THE PROBLEM:
Copy out the lines that have "华语男歌手" in them.

EXTRACTED INFORMATION start

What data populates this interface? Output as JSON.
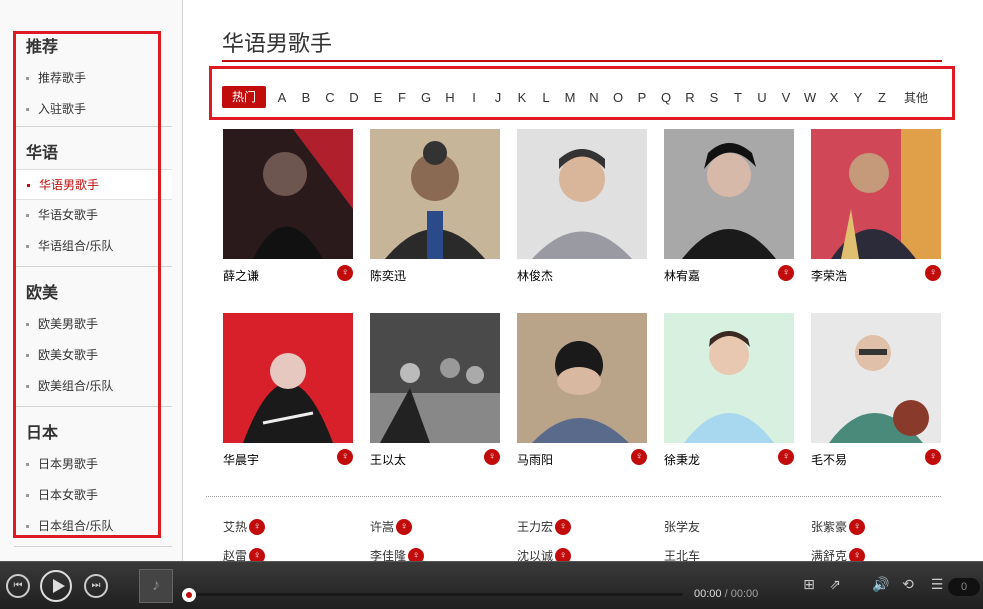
{
  "sidebar": {
    "groups": [
      {
        "title": "推荐",
        "items": [
          "推荐歌手",
          "入驻歌手"
        ]
      },
      {
        "title": "华语",
        "items": [
          "华语男歌手",
          "华语女歌手",
          "华语组合/乐队"
        ]
      },
      {
        "title": "欧美",
        "items": [
          "欧美男歌手",
          "欧美女歌手",
          "欧美组合/乐队"
        ]
      },
      {
        "title": "日本",
        "items": [
          "日本男歌手",
          "日本女歌手",
          "日本组合/乐队"
        ]
      }
    ],
    "active_item": "华语男歌手"
  },
  "main": {
    "title": "华语男歌手",
    "alpha": {
      "hot": "热门",
      "letters": [
        "A",
        "B",
        "C",
        "D",
        "E",
        "F",
        "G",
        "H",
        "I",
        "J",
        "K",
        "L",
        "M",
        "N",
        "O",
        "P",
        "Q",
        "R",
        "S",
        "T",
        "U",
        "V",
        "W",
        "X",
        "Y",
        "Z"
      ],
      "other": "其他"
    },
    "artists": [
      {
        "name": "薛之谦",
        "badge": true
      },
      {
        "name": "陈奕迅",
        "badge": false
      },
      {
        "name": "林俊杰",
        "badge": false
      },
      {
        "name": "林宥嘉",
        "badge": true
      },
      {
        "name": "李荣浩",
        "badge": true
      },
      {
        "name": "华晨宇",
        "badge": true
      },
      {
        "name": "王以太",
        "badge": true
      },
      {
        "name": "马雨阳",
        "badge": true
      },
      {
        "name": "徐秉龙",
        "badge": true
      },
      {
        "name": "毛不易",
        "badge": true
      }
    ],
    "name_rows": [
      [
        {
          "name": "艾热",
          "badge": true
        },
        {
          "name": "许嵩",
          "badge": true
        },
        {
          "name": "王力宏",
          "badge": true
        },
        {
          "name": "张学友",
          "badge": false
        },
        {
          "name": "张紫豪",
          "badge": true
        }
      ],
      [
        {
          "name": "赵雷",
          "badge": true
        },
        {
          "name": "李佳隆",
          "badge": true
        },
        {
          "name": "沈以诚",
          "badge": true
        },
        {
          "name": "王北车",
          "badge": false
        },
        {
          "name": "满舒克",
          "badge": true
        }
      ]
    ],
    "badge_glyph": "♀"
  },
  "player": {
    "time_current": "00:00",
    "time_total": "/ 00:00",
    "queue_count": "0"
  }
}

EXTRACTED INFORMATION end

TASK RESULT:
          "华语男歌手",
    "active_item": "华语男歌手"
    "title": "华语男歌手",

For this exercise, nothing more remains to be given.